▸ **Requirement a**:
Could you give the rows, beginning at the line that has "y1] format, (0,0) is top-left." and stopping after the line that has "data-line <box>90 601 474 694</box>", as a JSON list of strings, one string per line with blank lines left out?

ChaCha20 (RFC 7539) SIMD kernels in the Eä language. Encrypt at 1.78 GB/s. Search encrypted data without decrypting to disk.
pip install eachacha
from eachacha import encrypt, search
key = bytes(range(32)) # 32-byte key
nonce = bytes(12) # 12-byte nonce
# Encrypt
ct = encrypt(b"INFO ok\nERROR disk full\nINFO done\n", key, nonce)
# Search encrypted data — plaintext never touches disk
result = search(ct, b"ERROR", key, nonce)
print(result.offsets) # [8]
# Multi-needle search with context lines (auto-selects v2 kernel)
result = search(ct, [b"ERROR", b"INFO"], key, nonce)
for i, line in enumerate(result.lines):
print(f"[{result.needle_ids[i]}] {line}")Standard process for searching encrypted logs:
Read file → Decrypt to /tmp (vulnerability!) → Read /tmp → Search → Delete /tmp
The Eä process:
Read encrypted file → Decrypt in buffer → Search in buffer → Report match → Zero buffer
Plaintext never exists as a full-file allocation. Only a 4 KB window lives in memory at a time, zeroed after each iteration.

▸ **Requirement b**:
In two sentences, what does the text on the eachacha package say?

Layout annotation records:
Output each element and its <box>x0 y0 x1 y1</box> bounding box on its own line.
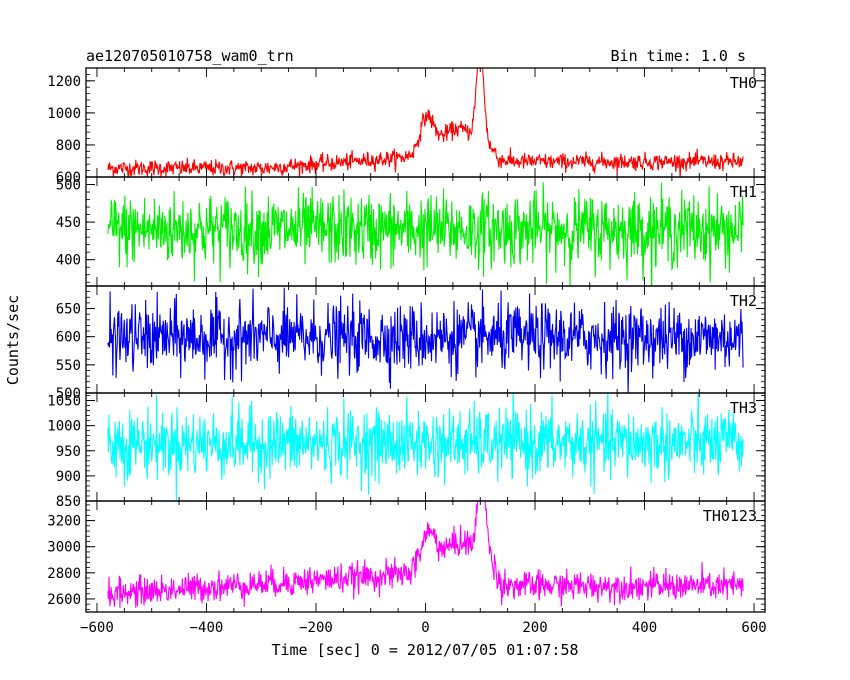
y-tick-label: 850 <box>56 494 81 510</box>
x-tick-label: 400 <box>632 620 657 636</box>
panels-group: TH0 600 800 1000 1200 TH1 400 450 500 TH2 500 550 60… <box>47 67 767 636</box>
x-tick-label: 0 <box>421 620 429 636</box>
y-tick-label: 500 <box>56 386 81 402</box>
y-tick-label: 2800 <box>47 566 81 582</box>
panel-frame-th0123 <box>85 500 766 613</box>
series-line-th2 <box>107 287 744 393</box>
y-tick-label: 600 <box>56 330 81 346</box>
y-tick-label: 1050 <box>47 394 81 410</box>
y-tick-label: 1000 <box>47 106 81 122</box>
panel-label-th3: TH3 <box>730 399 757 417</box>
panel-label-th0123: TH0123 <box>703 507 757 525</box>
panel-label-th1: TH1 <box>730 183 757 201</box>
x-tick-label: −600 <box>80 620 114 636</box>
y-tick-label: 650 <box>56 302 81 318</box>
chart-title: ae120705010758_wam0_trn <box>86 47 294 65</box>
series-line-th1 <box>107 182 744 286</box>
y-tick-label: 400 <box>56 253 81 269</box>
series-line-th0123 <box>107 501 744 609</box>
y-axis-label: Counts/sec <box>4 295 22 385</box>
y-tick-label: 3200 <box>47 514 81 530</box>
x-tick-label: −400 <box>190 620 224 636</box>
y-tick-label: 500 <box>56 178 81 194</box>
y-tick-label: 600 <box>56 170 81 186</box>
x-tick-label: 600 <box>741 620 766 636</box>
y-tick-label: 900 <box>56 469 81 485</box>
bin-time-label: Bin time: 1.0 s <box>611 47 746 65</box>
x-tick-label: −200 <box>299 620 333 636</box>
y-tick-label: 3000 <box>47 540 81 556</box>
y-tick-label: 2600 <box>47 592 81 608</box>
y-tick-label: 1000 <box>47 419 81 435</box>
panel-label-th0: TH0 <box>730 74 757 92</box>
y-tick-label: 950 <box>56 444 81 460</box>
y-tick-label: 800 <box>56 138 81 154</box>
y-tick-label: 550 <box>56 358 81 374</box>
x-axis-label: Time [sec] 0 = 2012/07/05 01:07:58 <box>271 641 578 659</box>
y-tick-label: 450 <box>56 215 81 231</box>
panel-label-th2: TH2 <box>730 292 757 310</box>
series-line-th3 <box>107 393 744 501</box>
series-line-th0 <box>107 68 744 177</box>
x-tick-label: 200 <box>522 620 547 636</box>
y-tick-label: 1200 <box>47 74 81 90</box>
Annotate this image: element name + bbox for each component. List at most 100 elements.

==

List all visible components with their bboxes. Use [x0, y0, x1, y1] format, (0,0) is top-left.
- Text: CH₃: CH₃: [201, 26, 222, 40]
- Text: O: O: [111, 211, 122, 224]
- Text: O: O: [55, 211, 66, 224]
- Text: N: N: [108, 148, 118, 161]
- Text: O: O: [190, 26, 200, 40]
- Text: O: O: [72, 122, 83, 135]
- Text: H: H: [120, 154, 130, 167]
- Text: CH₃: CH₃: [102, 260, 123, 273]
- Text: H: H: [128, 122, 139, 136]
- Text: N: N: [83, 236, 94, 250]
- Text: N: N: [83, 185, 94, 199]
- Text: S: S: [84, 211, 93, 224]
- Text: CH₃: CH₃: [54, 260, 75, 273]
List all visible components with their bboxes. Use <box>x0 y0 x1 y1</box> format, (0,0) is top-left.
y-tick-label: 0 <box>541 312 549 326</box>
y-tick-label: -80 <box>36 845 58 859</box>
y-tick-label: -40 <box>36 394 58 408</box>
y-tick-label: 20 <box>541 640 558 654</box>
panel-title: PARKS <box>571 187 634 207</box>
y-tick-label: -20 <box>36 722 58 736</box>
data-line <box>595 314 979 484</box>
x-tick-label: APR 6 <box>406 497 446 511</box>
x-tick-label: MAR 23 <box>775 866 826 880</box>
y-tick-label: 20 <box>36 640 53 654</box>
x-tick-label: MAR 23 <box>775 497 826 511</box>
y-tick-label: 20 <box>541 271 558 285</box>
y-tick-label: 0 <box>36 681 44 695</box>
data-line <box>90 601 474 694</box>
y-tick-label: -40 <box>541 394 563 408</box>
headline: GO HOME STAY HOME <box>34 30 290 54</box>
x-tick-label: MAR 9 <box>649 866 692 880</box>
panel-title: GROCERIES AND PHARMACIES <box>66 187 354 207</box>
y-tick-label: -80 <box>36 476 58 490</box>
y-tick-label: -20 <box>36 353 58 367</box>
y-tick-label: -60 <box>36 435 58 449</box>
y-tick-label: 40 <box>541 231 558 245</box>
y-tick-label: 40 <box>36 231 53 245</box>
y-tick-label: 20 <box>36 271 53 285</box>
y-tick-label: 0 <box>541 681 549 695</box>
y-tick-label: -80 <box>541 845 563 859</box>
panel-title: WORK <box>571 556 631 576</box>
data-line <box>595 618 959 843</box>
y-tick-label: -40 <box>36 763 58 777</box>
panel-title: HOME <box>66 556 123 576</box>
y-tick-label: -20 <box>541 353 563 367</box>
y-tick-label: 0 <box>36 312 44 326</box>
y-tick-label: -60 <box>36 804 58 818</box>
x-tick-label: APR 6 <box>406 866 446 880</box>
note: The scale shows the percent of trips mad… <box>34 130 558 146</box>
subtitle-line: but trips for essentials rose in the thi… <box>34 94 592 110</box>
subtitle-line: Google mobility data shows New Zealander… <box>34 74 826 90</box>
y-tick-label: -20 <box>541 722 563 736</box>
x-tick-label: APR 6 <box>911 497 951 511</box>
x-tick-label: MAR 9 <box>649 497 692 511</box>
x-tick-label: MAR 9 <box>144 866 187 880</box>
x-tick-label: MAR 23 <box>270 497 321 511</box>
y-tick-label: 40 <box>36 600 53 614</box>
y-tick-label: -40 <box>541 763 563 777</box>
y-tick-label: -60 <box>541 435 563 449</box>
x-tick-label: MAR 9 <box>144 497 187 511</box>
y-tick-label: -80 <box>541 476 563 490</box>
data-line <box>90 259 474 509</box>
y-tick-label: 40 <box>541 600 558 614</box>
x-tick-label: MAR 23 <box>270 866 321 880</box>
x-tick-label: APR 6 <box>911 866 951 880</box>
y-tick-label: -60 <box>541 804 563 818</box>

▸ **Response a**:
[
  "List all visible components with their bboxes. Use [x0, y0, x1, y1] format, (0,0) is top-left.",
  "- Text: CH₃: CH₃: [201, 26, 222, 40]",
  "- Text: O: O: [111, 211, 122, 224]",
  "- Text: O: O: [55, 211, 66, 224]",
  "- Text: N: N: [108, 148, 118, 161]",
  "- Text: O: O: [190, 26, 200, 40]",
  "- Text: O: O: [72, 122, 83, 135]",
  "- Text: H: H: [120, 154, 130, 167]",
  "- Text: CH₃: CH₃: [102, 260, 123, 273]",
  "- Text: H: H: [128, 122, 139, 136]",
  "- Text: N: N: [83, 236, 94, 250]",
  "- Text: N: N: [83, 185, 94, 199]",
  "- Text: S: S: [84, 211, 93, 224]",
  "- Text: CH₃: CH₃: [54, 260, 75, 273]",
  "List all visible components with their bboxes. Use <box>x0 y0 x1 y1</box> format, (0,0) is top-left.",
  "y-tick-label: 0 <box>541 312 549 326</box>",
  "y-tick-label: -80 <box>36 845 58 859</box>",
  "y-tick-label: -40 <box>36 394 58 408</box>",
  "y-tick-label: 20 <box>541 640 558 654</box>",
  "panel-title: PARKS <box>571 187 634 207</box>",
  "y-tick-label: -20 <box>36 722 58 736</box>",
  "data-line <box>595 314 979 484</box>",
  "x-tick-label: APR 6 <box>406 497 446 511</box>",
  "x-tick-label: MAR 23 <box>775 866 826 880</box>",
  "y-tick-label: 20 <box>36 640 53 654</box>",
  "x-tick-label: MAR 23 <box>775 497 826 511</box>",
  "y-tick-label: 20 <box>541 271 558 285</box>",
  "y-tick-label: 0 <box>36 681 44 695</box>",
  "data-line <box>90 601 474 694</box>"
]

▸ **Response b**:
The eachacha package offers ChaCha20 (RFC 7539) SIMD kernels in the Eä language that encrypt at 1.78 GB/s and let you search encrypted data, including multi-needle searches with context lines, without decrypting it to disk. Instead of decrypting a log to /tmp before searching it, it decrypts and searches in a buffer, so only a 4 KB window lives in memory at a time and is zeroed after each iteration.